● Exercise
All entries are to be quoted exactly; the images stay out of the copy.

··· Records shown

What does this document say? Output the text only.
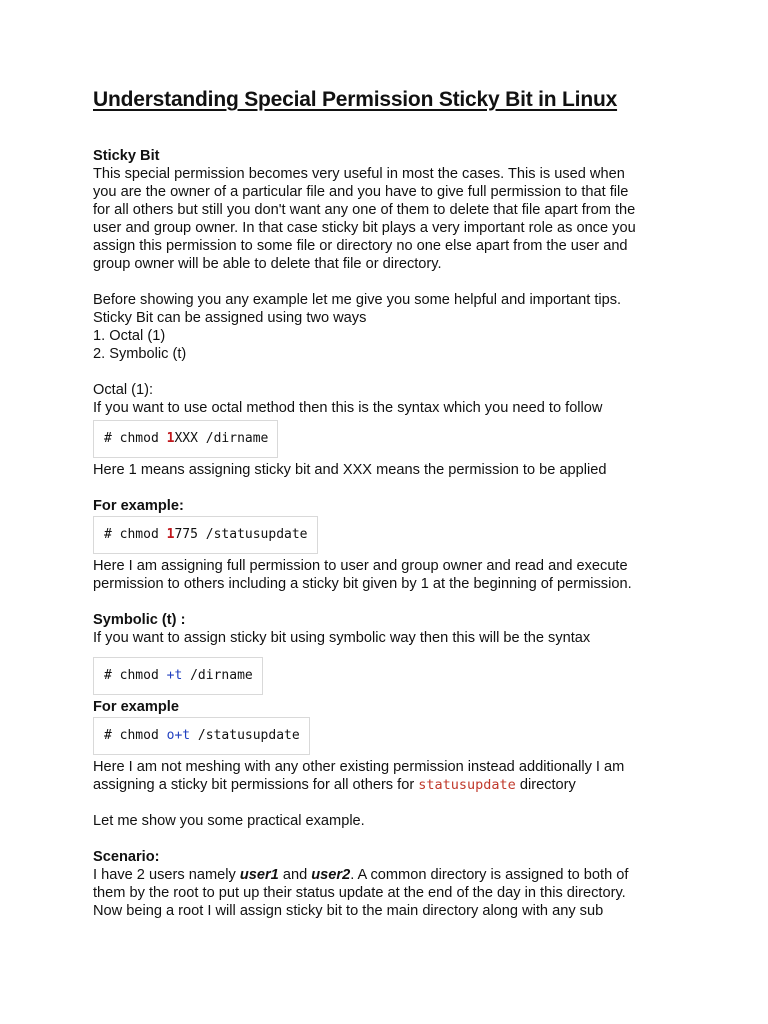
Understanding Special Permission Sticky Bit in Linux

Sticky Bit

This special permission becomes very useful in most the cases. This is used when

you are the owner of a particular file and you have to give full permission to that file

for all others but still you don't want any one of them to delete that file apart from the

user and group owner. In that case sticky bit plays a very important role as once you

assign this permission to some file or directory no one else apart from the user and

group owner will be able to delete that file or directory.

Before showing you any example let me give you some helpful and important tips.

Sticky Bit can be assigned using two ways

1. Octal (1)

2. Symbolic (t)

Octal (1):

If you want to use octal method then this is the syntax which you need to follow

# chmod 1XXX /dirname

Here 1 means assigning sticky bit and XXX means the permission to be applied

For example:

# chmod 1775 /statusupdate

Here I am assigning full permission to user and group owner and read and execute

permission to others including a sticky bit given by 1 at the beginning of permission.

Symbolic (t) :

If you want to assign sticky bit using symbolic way then this will be the syntax

# chmod +t /dirname

For example

# chmod o+t /statusupdate

Here I am not meshing with any other existing permission instead additionally I am

assigning a sticky bit permissions for all others for statusupdate directory

Let me show you some practical example.

Scenario:

I have 2 users namely user1 and user2. A common directory is assigned to both of

them by the root to put up their status update at the end of the day in this directory.

Now being a root I will assign sticky bit to the main directory along with any sub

······

● Solution to the exercise
What does this document say? Output the text only.
Understanding Special Permission Sticky Bit in Linux

Sticky Bit

This special permission becomes very useful in most the cases. This is used when

you are the owner of a particular file and you have to give full permission to that file

for all others but still you don't want any one of them to delete that file apart from the

user and group owner. In that case sticky bit plays a very important role as once you

assign this permission to some file or directory no one else apart from the user and

group owner will be able to delete that file or directory.

Before showing you any example let me give you some helpful and important tips.

Sticky Bit can be assigned using two ways

1. Octal (1)

2. Symbolic (t)

Octal (1):

If you want to use octal method then this is the syntax which you need to follow

# chmod 1XXX /dirname

Here 1 means assigning sticky bit and XXX means the permission to be applied

For example:

# chmod 1775 /statusupdate

Here I am assigning full permission to user and group owner and read and execute

permission to others including a sticky bit given by 1 at the beginning of permission.

Symbolic (t) :

If you want to assign sticky bit using symbolic way then this will be the syntax

# chmod +t /dirname

For example

# chmod o+t /statusupdate

Here I am not meshing with any other existing permission instead additionally I am

assigning a sticky bit permissions for all others for statusupdate directory

Let me show you some practical example.

Scenario:

I have 2 users namely user1 and user2. A common directory is assigned to both of

them by the root to put up their status update at the end of the day in this directory.

Now being a root I will assign sticky bit to the main directory along with any sub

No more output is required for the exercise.